▶ **INPUT DATA**
# # # #
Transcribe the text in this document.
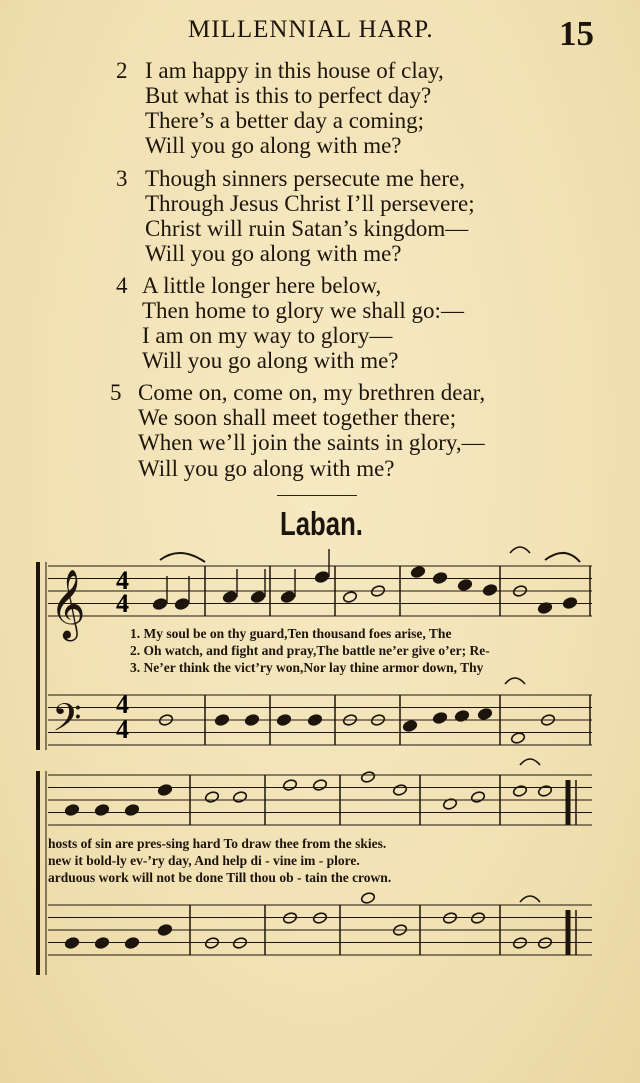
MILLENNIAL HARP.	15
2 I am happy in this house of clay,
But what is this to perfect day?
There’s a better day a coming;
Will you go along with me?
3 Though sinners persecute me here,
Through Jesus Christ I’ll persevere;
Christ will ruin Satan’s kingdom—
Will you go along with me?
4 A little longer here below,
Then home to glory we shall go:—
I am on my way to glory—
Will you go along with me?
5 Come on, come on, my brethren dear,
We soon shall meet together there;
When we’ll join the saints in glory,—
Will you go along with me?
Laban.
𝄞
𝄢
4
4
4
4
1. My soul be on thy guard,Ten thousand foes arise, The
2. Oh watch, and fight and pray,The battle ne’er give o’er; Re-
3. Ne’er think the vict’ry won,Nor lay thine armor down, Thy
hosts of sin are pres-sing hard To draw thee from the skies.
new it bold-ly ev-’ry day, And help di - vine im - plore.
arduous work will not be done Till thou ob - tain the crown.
# # # #
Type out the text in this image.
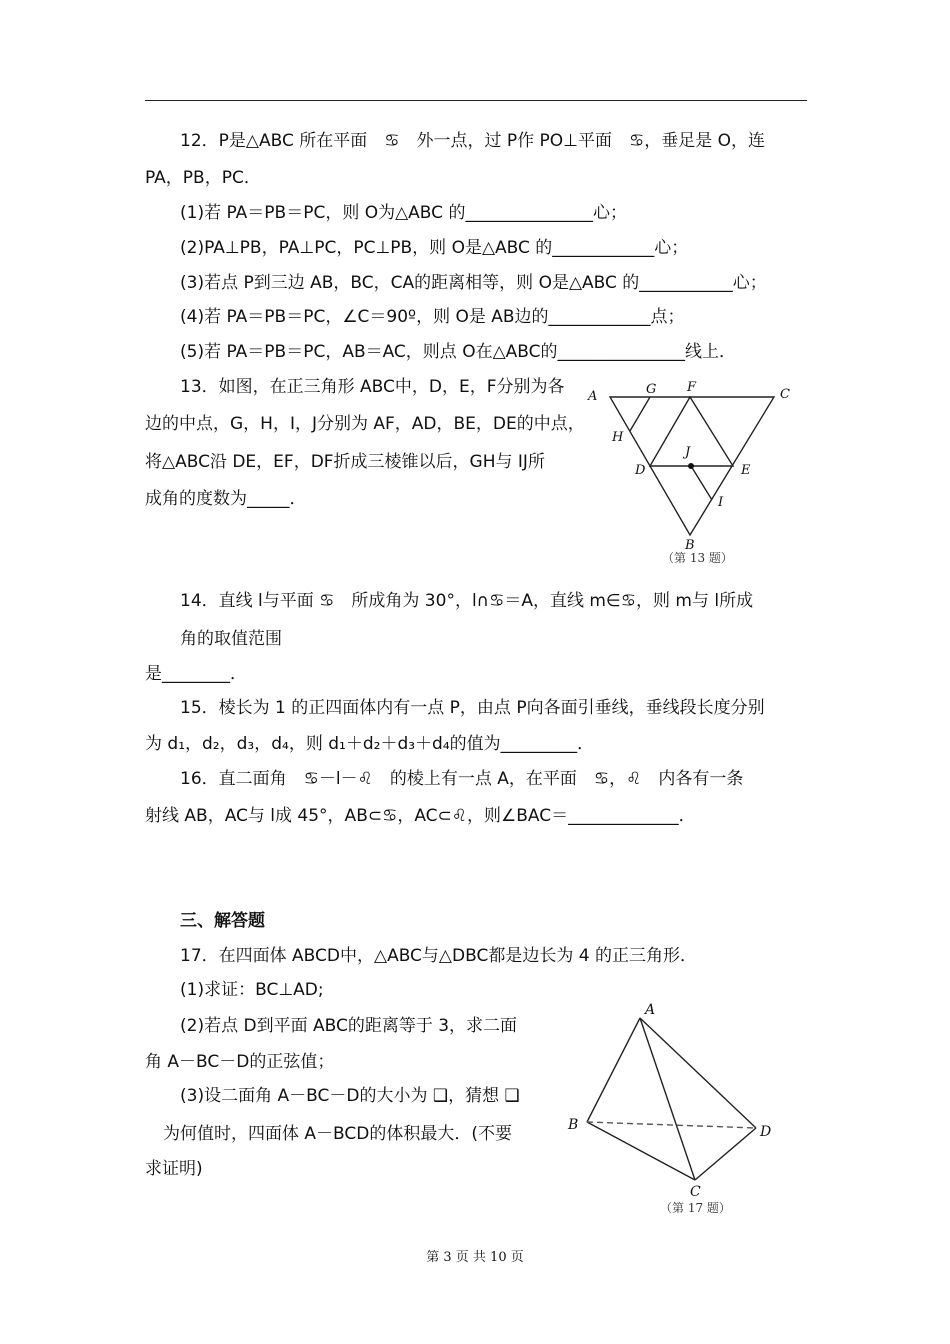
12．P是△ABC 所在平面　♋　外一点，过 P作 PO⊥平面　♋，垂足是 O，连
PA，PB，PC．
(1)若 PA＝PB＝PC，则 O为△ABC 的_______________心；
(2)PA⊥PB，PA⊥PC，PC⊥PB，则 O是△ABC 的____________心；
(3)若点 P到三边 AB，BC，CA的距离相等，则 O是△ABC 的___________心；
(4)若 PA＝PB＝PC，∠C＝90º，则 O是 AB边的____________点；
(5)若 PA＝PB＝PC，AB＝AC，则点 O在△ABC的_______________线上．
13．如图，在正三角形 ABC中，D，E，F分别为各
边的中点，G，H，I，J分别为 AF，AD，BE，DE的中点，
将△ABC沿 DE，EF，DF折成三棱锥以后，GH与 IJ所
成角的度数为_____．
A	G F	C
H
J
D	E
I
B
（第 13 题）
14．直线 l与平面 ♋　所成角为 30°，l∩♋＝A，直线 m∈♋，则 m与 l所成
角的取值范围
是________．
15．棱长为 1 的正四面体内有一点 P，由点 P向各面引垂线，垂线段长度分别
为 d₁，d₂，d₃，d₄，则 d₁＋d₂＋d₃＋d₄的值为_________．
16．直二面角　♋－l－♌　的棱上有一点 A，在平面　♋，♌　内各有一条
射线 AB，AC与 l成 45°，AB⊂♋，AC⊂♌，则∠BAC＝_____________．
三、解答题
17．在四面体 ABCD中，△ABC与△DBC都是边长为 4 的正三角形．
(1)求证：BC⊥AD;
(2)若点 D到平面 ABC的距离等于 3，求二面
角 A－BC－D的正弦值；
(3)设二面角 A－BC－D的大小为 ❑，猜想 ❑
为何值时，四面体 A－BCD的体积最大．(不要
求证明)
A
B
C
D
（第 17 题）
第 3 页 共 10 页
# # # #
▶ **EXERCISE**
Gather all lines of the records that include the word "text".

▶ **SOLUTION TO THIS TASK**
Transcribe the text in this document.
Type out the text in this image.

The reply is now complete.